### What to work on
Please copy every line of the records below that holds the word "this".
— begin Dataset content —
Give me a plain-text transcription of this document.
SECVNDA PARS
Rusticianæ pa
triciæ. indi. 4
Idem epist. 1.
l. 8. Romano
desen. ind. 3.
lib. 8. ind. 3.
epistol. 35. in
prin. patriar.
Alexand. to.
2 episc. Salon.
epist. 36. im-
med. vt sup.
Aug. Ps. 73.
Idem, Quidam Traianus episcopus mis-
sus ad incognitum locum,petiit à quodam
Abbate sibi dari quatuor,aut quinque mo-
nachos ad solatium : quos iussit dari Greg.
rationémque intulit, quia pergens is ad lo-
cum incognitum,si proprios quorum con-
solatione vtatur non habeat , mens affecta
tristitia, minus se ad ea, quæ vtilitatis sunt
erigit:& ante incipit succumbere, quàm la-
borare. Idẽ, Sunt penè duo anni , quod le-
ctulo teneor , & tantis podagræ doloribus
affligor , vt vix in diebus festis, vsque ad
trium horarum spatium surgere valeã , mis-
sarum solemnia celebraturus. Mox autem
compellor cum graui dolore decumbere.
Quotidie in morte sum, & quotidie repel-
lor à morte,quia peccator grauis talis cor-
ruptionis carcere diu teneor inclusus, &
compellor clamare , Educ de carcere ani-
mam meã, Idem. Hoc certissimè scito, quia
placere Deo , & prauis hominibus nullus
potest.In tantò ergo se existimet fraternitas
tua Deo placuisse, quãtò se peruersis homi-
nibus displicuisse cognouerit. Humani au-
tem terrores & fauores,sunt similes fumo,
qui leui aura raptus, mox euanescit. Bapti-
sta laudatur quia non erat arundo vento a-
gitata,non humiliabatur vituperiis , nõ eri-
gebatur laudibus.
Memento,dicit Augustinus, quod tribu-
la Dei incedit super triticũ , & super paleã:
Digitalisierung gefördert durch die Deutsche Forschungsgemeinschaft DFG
— end Dataset content —
— begin Dataset content —
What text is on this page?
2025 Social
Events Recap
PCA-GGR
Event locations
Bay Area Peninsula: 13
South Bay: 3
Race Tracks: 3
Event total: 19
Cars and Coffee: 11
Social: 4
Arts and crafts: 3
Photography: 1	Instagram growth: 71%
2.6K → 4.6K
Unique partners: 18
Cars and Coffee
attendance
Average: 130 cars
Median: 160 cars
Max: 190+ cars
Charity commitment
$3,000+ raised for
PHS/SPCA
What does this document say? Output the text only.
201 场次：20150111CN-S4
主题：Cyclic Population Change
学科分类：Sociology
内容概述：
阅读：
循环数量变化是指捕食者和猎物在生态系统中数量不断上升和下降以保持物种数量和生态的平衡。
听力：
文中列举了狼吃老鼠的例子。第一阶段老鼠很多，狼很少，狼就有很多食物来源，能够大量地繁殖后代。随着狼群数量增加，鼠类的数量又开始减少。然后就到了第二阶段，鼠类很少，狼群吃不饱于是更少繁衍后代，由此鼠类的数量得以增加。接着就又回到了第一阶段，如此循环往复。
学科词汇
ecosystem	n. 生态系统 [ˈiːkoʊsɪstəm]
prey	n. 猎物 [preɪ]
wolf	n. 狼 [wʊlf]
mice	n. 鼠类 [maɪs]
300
— end Dataset content —
### Exercise answer
Give me a plain-text transcription of this document.
What text is on this page?
What does this document say? Output the text only.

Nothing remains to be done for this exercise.